> Description of the task
Every line with the string "text" should be gathered.
——
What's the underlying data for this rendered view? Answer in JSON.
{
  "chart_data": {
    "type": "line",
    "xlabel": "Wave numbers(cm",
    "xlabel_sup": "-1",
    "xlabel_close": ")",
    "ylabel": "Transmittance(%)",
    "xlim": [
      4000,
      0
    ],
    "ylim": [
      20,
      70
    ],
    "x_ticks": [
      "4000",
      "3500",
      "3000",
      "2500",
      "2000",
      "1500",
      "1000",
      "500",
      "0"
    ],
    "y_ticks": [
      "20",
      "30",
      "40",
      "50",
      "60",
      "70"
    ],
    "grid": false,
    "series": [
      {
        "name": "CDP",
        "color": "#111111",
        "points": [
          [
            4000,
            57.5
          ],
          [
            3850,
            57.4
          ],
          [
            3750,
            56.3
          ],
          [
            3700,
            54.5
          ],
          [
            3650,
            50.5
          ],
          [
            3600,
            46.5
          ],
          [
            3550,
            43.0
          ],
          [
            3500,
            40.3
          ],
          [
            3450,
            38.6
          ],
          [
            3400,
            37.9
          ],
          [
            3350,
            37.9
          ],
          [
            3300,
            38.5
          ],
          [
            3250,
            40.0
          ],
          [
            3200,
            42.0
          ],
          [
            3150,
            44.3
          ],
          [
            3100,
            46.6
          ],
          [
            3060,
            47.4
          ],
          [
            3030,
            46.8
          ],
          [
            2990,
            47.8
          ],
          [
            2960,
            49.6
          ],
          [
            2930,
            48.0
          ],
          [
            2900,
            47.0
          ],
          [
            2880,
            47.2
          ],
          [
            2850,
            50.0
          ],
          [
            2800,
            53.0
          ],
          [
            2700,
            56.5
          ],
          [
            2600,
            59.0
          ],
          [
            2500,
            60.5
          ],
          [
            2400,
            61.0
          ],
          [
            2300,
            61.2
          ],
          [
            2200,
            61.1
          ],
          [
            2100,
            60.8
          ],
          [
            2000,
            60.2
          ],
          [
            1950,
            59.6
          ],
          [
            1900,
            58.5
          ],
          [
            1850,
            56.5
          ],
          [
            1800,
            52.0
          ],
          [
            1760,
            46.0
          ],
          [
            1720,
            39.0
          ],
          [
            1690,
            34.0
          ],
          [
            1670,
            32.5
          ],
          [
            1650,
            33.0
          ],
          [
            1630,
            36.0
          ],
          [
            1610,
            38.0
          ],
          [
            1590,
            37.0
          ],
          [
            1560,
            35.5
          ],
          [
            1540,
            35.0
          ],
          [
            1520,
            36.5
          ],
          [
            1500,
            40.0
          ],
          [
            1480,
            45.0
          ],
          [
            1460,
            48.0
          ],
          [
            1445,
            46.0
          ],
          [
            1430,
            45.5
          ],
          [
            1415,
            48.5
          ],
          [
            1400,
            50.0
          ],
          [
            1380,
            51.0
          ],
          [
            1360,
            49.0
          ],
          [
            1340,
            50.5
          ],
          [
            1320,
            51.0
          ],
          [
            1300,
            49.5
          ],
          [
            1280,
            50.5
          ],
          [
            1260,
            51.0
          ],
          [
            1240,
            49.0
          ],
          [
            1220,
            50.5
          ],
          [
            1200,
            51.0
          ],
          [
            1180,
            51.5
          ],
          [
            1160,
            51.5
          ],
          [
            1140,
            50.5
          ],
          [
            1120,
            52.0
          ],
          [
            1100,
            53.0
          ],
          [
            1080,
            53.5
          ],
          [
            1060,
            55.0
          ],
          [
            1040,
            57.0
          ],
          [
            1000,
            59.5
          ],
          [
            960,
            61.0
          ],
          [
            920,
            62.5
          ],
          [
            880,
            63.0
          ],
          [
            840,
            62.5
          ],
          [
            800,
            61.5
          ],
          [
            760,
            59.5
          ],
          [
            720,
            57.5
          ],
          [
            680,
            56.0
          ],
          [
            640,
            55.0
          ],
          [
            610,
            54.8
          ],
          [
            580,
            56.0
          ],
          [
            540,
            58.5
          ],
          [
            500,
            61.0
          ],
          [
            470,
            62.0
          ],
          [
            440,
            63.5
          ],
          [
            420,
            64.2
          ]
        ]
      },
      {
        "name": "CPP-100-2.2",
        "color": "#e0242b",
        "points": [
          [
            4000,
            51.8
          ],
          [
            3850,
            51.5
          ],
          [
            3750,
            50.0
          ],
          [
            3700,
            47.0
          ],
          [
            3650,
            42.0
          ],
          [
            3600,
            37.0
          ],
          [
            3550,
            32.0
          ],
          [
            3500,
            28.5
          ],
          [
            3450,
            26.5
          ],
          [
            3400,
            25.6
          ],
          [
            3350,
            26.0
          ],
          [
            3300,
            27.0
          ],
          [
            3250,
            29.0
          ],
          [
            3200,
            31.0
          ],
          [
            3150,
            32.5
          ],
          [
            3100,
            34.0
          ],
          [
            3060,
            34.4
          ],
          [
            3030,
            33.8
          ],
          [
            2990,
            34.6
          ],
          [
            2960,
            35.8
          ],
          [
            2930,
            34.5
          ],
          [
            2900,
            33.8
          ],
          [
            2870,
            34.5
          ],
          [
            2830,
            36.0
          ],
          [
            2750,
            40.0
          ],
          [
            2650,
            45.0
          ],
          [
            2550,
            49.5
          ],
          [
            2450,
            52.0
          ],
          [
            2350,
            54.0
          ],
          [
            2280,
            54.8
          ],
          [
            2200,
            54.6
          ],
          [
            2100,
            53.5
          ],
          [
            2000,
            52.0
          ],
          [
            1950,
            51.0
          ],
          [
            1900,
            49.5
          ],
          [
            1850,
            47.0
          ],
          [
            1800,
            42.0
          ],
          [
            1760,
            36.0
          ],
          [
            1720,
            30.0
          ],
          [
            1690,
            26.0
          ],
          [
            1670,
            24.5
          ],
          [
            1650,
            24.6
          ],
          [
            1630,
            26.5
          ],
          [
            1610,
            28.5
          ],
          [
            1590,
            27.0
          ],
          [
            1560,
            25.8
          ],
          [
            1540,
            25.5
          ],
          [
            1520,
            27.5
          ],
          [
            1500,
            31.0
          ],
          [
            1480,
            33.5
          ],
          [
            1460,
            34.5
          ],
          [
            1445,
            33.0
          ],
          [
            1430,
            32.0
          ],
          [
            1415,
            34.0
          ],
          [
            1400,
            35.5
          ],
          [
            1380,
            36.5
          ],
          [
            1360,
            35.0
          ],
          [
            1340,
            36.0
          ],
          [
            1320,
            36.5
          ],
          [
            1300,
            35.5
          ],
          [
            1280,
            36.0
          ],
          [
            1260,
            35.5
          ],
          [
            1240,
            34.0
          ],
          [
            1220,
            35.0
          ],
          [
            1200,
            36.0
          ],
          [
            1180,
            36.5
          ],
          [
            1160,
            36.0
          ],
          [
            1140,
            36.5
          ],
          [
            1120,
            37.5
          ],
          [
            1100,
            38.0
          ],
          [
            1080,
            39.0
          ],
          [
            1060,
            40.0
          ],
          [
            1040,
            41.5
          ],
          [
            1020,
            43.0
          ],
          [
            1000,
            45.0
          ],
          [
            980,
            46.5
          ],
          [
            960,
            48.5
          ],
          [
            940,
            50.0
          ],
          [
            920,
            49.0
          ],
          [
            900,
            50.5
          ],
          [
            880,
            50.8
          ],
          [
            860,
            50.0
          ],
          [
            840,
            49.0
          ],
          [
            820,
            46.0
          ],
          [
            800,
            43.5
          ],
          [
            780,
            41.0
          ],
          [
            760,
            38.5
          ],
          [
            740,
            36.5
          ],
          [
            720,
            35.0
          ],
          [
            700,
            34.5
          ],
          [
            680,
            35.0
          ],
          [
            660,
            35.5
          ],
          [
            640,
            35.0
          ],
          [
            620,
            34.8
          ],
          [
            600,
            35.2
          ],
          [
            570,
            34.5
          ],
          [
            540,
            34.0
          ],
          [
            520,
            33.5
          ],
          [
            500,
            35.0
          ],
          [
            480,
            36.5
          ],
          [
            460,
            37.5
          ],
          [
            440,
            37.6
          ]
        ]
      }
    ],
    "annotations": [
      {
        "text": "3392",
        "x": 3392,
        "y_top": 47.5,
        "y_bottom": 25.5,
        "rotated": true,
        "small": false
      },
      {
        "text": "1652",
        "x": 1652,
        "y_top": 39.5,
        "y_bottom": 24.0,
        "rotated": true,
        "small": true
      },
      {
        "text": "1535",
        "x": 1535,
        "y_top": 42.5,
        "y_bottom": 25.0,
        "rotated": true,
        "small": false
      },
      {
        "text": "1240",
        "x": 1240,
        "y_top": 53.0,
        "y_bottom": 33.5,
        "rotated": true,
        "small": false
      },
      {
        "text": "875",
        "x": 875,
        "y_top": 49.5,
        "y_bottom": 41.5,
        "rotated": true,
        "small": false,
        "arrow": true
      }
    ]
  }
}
——
> Written answer
        "text": "3392",
        "text": "1652",
        "text": "1535",
        "text": "1240",
        "text": "875",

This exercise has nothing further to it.